[Chart and figure data]
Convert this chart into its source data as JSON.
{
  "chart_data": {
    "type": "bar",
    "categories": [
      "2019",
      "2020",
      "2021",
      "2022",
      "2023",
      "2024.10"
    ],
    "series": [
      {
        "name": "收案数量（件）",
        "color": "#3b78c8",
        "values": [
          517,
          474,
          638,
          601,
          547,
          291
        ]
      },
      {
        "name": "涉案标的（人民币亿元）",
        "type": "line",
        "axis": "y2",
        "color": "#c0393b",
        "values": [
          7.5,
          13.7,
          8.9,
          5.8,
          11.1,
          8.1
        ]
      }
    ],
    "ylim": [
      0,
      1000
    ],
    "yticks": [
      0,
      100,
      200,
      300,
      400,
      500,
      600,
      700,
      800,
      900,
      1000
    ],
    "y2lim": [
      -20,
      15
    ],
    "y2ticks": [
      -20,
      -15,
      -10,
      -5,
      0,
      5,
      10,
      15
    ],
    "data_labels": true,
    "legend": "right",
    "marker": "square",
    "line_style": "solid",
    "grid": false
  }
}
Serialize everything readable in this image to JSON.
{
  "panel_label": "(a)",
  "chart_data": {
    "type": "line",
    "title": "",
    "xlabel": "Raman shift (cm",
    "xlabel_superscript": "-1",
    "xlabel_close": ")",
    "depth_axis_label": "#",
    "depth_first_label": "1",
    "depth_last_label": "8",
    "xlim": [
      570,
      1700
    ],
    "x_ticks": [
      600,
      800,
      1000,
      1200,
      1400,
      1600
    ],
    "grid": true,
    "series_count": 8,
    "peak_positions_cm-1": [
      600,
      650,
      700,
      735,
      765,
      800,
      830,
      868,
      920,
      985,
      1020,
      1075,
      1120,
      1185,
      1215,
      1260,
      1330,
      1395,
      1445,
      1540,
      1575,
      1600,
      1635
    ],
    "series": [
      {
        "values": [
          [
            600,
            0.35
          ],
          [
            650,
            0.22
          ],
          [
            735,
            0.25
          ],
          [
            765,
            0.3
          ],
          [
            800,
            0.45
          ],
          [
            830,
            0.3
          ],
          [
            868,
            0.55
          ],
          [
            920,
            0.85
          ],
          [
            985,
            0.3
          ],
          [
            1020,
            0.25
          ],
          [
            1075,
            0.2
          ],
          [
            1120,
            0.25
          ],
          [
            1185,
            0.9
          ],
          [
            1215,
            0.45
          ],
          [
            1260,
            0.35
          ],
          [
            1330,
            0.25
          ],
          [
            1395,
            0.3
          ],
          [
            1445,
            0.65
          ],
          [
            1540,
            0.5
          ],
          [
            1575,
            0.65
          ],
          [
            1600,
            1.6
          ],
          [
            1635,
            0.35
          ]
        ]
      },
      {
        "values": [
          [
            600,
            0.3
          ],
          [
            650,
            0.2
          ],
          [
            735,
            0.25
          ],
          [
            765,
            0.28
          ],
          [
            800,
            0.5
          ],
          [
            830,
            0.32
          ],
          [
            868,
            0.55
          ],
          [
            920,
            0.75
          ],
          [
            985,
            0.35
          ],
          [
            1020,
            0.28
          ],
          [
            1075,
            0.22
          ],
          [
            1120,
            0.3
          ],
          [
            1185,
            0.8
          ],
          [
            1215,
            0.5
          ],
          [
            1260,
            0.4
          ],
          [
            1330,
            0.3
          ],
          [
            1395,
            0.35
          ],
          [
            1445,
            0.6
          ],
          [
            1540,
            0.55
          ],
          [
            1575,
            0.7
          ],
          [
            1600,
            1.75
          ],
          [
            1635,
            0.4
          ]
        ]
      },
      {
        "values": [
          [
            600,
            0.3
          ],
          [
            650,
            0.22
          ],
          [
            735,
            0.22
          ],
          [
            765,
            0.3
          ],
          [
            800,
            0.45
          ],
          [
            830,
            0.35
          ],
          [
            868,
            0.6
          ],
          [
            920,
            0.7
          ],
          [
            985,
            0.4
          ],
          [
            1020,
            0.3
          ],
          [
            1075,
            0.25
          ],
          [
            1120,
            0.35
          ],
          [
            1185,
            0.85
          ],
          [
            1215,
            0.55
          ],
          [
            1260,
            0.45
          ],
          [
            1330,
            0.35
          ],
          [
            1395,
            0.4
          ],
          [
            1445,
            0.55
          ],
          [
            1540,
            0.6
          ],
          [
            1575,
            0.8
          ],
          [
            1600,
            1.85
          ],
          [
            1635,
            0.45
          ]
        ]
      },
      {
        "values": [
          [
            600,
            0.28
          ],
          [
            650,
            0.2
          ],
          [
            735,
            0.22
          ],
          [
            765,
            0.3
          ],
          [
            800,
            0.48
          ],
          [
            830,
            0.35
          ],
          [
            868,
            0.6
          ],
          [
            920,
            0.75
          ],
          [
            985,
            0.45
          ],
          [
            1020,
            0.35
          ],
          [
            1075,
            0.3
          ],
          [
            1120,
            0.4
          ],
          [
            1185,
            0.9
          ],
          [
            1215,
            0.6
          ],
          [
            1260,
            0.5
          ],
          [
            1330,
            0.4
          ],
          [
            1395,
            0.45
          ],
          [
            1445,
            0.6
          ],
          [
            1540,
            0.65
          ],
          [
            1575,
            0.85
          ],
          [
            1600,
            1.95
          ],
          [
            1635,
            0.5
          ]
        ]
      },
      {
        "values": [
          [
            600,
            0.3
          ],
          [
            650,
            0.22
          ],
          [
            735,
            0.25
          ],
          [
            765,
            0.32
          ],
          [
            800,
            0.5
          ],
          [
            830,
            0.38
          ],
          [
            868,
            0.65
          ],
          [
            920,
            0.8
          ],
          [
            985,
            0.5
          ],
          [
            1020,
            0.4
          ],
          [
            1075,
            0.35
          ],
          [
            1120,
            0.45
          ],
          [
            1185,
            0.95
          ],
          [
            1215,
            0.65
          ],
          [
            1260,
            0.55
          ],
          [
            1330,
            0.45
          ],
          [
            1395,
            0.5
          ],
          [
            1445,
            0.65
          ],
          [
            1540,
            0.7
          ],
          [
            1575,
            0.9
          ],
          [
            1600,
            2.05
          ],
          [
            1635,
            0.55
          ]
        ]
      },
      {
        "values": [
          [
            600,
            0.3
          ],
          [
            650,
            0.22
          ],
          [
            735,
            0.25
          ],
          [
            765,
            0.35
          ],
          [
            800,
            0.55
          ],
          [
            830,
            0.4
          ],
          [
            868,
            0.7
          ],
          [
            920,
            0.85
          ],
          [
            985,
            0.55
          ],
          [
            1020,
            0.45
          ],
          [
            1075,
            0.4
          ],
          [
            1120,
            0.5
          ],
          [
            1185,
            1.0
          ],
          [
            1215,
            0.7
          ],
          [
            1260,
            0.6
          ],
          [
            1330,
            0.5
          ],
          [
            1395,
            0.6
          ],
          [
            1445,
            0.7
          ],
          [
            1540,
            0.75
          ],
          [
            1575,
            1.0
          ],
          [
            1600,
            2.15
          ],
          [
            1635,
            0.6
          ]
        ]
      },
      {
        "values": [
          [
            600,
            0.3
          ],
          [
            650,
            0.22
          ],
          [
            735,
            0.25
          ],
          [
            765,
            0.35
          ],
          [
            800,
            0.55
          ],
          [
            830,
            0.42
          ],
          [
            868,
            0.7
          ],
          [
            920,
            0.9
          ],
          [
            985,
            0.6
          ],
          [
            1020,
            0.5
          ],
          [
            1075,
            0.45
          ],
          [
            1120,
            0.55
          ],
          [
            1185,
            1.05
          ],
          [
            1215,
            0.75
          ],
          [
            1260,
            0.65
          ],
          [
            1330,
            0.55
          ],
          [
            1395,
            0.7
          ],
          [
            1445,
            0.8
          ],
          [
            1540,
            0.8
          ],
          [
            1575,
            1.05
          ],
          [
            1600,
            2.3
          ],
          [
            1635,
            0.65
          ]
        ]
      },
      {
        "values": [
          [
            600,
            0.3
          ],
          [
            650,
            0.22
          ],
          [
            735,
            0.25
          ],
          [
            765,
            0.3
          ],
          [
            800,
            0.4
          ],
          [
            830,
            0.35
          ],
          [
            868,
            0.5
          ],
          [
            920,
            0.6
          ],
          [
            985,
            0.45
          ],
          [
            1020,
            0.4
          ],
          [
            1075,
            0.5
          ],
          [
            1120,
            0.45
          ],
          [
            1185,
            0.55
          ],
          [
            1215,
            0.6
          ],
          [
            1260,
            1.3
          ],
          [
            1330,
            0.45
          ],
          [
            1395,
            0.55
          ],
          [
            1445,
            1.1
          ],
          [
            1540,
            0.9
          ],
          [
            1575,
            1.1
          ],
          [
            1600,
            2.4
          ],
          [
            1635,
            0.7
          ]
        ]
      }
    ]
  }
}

_Goal of the exercise_
For the listing above, give the number of lines in which the string "this" occurs, and nothing else.

_Task response_
2